◆ WHAT YOU WILL DO
Print the entire listing. Each line must match the original exactly.

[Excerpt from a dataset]

★ ★ ★ ★ ★

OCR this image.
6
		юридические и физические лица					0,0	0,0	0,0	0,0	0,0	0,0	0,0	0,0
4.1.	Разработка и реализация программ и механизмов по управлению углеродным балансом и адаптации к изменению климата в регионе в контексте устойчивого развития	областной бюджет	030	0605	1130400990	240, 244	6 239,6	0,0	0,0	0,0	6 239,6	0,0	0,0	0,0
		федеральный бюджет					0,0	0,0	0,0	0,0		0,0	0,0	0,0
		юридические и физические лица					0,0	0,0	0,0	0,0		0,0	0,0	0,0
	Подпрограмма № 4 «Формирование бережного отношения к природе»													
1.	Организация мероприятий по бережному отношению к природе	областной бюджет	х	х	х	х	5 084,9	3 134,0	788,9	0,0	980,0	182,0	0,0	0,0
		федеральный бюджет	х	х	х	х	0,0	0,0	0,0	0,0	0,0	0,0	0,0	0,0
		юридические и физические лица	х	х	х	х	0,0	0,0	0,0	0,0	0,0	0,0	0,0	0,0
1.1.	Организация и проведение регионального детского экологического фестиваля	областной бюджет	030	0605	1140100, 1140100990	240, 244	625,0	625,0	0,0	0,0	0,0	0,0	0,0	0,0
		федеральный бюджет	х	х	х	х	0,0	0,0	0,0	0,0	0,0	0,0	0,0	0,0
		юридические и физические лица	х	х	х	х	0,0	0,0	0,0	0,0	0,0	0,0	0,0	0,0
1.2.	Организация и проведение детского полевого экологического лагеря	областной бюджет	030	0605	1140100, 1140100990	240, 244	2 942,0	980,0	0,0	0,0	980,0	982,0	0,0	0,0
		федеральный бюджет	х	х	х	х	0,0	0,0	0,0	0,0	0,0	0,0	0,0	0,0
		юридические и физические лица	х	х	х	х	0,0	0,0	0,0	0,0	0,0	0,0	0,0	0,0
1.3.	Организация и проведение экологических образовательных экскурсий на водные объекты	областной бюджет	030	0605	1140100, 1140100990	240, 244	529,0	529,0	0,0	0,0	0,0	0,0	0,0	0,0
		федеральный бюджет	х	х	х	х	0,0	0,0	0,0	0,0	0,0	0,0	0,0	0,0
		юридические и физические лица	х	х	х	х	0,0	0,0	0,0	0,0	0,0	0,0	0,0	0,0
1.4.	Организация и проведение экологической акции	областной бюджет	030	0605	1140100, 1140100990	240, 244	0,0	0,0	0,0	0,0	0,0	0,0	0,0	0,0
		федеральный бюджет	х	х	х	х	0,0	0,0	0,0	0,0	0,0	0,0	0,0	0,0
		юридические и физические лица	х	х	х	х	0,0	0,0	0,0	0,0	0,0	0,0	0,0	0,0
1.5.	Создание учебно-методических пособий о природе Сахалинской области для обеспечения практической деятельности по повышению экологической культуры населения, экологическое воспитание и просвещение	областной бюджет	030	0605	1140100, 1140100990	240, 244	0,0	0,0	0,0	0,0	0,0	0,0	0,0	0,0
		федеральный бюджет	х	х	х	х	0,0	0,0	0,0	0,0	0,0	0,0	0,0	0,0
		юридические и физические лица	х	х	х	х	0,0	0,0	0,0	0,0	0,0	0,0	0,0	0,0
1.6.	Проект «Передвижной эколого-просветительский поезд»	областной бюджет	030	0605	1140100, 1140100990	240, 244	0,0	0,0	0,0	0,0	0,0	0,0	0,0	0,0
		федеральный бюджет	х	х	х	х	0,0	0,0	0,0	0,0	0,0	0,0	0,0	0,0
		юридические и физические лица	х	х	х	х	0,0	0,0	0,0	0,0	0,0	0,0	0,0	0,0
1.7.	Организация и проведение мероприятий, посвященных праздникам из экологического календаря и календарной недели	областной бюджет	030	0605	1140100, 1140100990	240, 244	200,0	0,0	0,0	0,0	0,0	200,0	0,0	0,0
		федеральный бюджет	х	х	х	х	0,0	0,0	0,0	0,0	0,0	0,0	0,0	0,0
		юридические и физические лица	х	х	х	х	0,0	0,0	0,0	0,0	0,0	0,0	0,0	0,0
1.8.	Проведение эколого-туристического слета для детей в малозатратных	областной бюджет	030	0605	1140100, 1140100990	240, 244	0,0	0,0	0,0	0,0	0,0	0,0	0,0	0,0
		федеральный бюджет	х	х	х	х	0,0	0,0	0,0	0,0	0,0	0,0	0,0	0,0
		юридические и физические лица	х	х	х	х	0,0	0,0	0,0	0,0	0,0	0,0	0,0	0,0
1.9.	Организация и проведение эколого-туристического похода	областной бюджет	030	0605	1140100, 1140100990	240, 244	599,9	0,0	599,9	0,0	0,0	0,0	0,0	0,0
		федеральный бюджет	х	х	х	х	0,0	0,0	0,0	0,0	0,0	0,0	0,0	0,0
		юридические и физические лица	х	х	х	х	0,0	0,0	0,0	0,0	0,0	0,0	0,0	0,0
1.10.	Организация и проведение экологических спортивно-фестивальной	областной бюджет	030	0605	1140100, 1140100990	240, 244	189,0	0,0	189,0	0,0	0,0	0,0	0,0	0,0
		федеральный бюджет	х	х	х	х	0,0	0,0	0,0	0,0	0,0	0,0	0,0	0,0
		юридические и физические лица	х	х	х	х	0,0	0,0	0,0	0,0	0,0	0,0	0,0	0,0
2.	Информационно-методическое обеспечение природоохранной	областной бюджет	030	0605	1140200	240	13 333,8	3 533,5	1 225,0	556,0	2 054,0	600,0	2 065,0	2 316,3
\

★ ★ ★ ★ ★

◆ CORRECT OUTPUT
OCR this image.
6
		юридические и физические лица					0,0	0,0	0,0	0,0	0,0	0,0	0,0	0,0
4.1.	Разработка и реализация программ и механизмов по управлению углеродным балансом и адаптации к изменению климата в регионе в контексте устойчивого развития	областной бюджет	030	0605	1130400990	240, 244	6 239,6	0,0	0,0	0,0	6 239,6	0,0	0,0	0,0
		федеральный бюджет					0,0	0,0	0,0	0,0		0,0	0,0	0,0
		юридические и физические лица					0,0	0,0	0,0	0,0		0,0	0,0	0,0
	Подпрограмма № 4 «Формирование бережного отношения к природе»													
1.	Организация мероприятий по бережному отношению к природе	областной бюджет	х	х	х	х	5 084,9	3 134,0	788,9	0,0	980,0	182,0	0,0	0,0
		федеральный бюджет	х	х	х	х	0,0	0,0	0,0	0,0	0,0	0,0	0,0	0,0
		юридические и физические лица	х	х	х	х	0,0	0,0	0,0	0,0	0,0	0,0	0,0	0,0
1.1.	Организация и проведение регионального детского экологического фестиваля	областной бюджет	030	0605	1140100, 1140100990	240, 244	625,0	625,0	0,0	0,0	0,0	0,0	0,0	0,0
		федеральный бюджет	х	х	х	х	0,0	0,0	0,0	0,0	0,0	0,0	0,0	0,0
		юридические и физические лица	х	х	х	х	0,0	0,0	0,0	0,0	0,0	0,0	0,0	0,0
1.2.	Организация и проведение детского полевого экологического лагеря	областной бюджет	030	0605	1140100, 1140100990	240, 244	2 942,0	980,0	0,0	0,0	980,0	982,0	0,0	0,0
		федеральный бюджет	х	х	х	х	0,0	0,0	0,0	0,0	0,0	0,0	0,0	0,0
		юридические и физические лица	х	х	х	х	0,0	0,0	0,0	0,0	0,0	0,0	0,0	0,0
1.3.	Организация и проведение экологических образовательных экскурсий на водные объекты	областной бюджет	030	0605	1140100, 1140100990	240, 244	529,0	529,0	0,0	0,0	0,0	0,0	0,0	0,0
		федеральный бюджет	х	х	х	х	0,0	0,0	0,0	0,0	0,0	0,0	0,0	0,0
		юридические и физические лица	х	х	х	х	0,0	0,0	0,0	0,0	0,0	0,0	0,0	0,0
1.4.	Организация и проведение экологической акции	областной бюджет	030	0605	1140100, 1140100990	240, 244	0,0	0,0	0,0	0,0	0,0	0,0	0,0	0,0
		федеральный бюджет	х	х	х	х	0,0	0,0	0,0	0,0	0,0	0,0	0,0	0,0
		юридические и физические лица	х	х	х	х	0,0	0,0	0,0	0,0	0,0	0,0	0,0	0,0
1.5.	Создание учебно-методических пособий о природе Сахалинской области для обеспечения практической деятельности по повышению экологической культуры населения, экологическое воспитание и просвещение	областной бюджет	030	0605	1140100, 1140100990	240, 244	0,0	0,0	0,0	0,0	0,0	0,0	0,0	0,0
		федеральный бюджет	х	х	х	х	0,0	0,0	0,0	0,0	0,0	0,0	0,0	0,0
		юридические и физические лица	х	х	х	х	0,0	0,0	0,0	0,0	0,0	0,0	0,0	0,0
1.6.	Проект «Передвижной эколого-просветительский поезд»	областной бюджет	030	0605	1140100, 1140100990	240, 244	0,0	0,0	0,0	0,0	0,0	0,0	0,0	0,0
		федеральный бюджет	х	х	х	х	0,0	0,0	0,0	0,0	0,0	0,0	0,0	0,0
		юридические и физические лица	х	х	х	х	0,0	0,0	0,0	0,0	0,0	0,0	0,0	0,0
1.7.	Организация и проведение мероприятий, посвященных праздникам из экологического календаря и календарной недели	областной бюджет	030	0605	1140100, 1140100990	240, 244	200,0	0,0	0,0	0,0	0,0	200,0	0,0	0,0
		федеральный бюджет	х	х	х	х	0,0	0,0	0,0	0,0	0,0	0,0	0,0	0,0
		юридические и физические лица	х	х	х	х	0,0	0,0	0,0	0,0	0,0	0,0	0,0	0,0
1.8.	Проведение эколого-туристического слета для детей в малозатратных	областной бюджет	030	0605	1140100, 1140100990	240, 244	0,0	0,0	0,0	0,0	0,0	0,0	0,0	0,0
		федеральный бюджет	х	х	х	х	0,0	0,0	0,0	0,0	0,0	0,0	0,0	0,0
		юридические и физические лица	х	х	х	х	0,0	0,0	0,0	0,0	0,0	0,0	0,0	0,0
1.9.	Организация и проведение эколого-туристического похода	областной бюджет	030	0605	1140100, 1140100990	240, 244	599,9	0,0	599,9	0,0	0,0	0,0	0,0	0,0
		федеральный бюджет	х	х	х	х	0,0	0,0	0,0	0,0	0,0	0,0	0,0	0,0
		юридические и физические лица	х	х	х	х	0,0	0,0	0,0	0,0	0,0	0,0	0,0	0,0
1.10.	Организация и проведение экологических спортивно-фестивальной	областной бюджет	030	0605	1140100, 1140100990	240, 244	189,0	0,0	189,0	0,0	0,0	0,0	0,0	0,0
		федеральный бюджет	х	х	х	х	0,0	0,0	0,0	0,0	0,0	0,0	0,0	0,0
		юридические и физические лица	х	х	х	х	0,0	0,0	0,0	0,0	0,0	0,0	0,0	0,0
2.	Информационно-методическое обеспечение природоохранной	областной бюджет	030	0605	1140200	240	13 333,8	3 533,5	1 225,0	556,0	2 054,0	600,0	2 065,0	2 316,3
\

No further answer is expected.